>> BEGIN PROVIDED ENTRIES

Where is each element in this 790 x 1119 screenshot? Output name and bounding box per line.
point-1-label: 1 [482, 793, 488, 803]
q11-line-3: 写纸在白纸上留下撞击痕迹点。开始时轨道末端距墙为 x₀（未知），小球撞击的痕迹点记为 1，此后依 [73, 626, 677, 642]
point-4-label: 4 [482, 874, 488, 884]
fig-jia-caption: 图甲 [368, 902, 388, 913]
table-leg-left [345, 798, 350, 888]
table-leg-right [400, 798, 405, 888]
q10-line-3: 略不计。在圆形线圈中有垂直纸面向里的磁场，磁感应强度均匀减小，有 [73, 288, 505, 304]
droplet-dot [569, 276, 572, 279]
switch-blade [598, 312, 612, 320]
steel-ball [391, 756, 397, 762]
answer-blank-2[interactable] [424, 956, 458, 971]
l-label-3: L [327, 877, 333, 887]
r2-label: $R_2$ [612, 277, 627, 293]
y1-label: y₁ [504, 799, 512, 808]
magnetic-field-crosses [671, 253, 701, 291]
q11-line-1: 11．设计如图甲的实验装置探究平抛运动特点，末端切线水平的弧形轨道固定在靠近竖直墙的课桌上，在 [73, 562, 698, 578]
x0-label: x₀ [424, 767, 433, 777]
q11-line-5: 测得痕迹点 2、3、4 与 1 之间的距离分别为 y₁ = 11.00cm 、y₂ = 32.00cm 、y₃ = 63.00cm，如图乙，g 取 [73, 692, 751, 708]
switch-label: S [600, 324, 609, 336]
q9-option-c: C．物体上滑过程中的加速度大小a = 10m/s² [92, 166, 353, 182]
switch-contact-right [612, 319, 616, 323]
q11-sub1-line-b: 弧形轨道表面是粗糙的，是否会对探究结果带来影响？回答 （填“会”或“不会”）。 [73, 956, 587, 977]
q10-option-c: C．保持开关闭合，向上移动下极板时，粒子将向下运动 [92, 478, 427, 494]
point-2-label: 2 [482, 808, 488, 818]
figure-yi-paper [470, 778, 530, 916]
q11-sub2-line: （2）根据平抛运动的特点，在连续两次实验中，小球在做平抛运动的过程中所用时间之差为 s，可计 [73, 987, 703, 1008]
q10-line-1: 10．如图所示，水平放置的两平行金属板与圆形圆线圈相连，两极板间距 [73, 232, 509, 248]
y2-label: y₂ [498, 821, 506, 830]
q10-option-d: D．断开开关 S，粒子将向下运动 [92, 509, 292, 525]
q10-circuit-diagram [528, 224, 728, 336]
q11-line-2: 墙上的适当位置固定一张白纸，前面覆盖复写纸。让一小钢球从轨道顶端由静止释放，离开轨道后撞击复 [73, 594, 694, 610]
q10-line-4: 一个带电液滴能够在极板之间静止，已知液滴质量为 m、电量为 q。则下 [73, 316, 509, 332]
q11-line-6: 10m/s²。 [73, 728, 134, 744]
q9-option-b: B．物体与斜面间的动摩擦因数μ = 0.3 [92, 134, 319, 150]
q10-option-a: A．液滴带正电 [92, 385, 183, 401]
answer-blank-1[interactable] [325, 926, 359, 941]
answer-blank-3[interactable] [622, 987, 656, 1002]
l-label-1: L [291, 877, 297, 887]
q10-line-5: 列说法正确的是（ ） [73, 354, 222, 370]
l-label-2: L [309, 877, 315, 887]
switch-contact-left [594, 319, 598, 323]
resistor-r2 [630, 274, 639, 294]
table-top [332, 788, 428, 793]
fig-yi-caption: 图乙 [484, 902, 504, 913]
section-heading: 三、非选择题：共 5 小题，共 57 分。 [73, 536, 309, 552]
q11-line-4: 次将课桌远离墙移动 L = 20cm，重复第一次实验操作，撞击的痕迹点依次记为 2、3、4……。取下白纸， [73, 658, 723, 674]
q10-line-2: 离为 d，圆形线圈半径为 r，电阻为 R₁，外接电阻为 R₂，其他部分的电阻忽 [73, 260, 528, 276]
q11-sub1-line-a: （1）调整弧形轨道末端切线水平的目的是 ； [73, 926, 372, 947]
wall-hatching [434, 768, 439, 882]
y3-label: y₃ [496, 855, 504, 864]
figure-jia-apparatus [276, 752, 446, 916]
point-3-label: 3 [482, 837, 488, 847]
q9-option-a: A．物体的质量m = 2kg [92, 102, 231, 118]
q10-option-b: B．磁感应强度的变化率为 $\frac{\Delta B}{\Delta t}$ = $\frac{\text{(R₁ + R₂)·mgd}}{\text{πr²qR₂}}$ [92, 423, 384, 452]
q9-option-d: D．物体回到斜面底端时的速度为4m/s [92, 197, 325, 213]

>> END PROVIDED ENTRIES

◆ **WHAT THIS TASK INVOLVES**: Transcribe everything from the first of the lines above down to the line containing "table-leg-right [400, 798, 405, 888]", keeping each one unchanged.

◆ **WRITTEN ANSWER**:
Where is each element in this 790 x 1119 screenshot? Output name and bounding box per line.
point-1-label: 1 [482, 793, 488, 803]
q11-line-3: 写纸在白纸上留下撞击痕迹点。开始时轨道末端距墙为 x₀（未知），小球撞击的痕迹点记为 1，此后依 [73, 626, 677, 642]
point-4-label: 4 [482, 874, 488, 884]
fig-jia-caption: 图甲 [368, 902, 388, 913]
table-leg-left [345, 798, 350, 888]
table-leg-right [400, 798, 405, 888]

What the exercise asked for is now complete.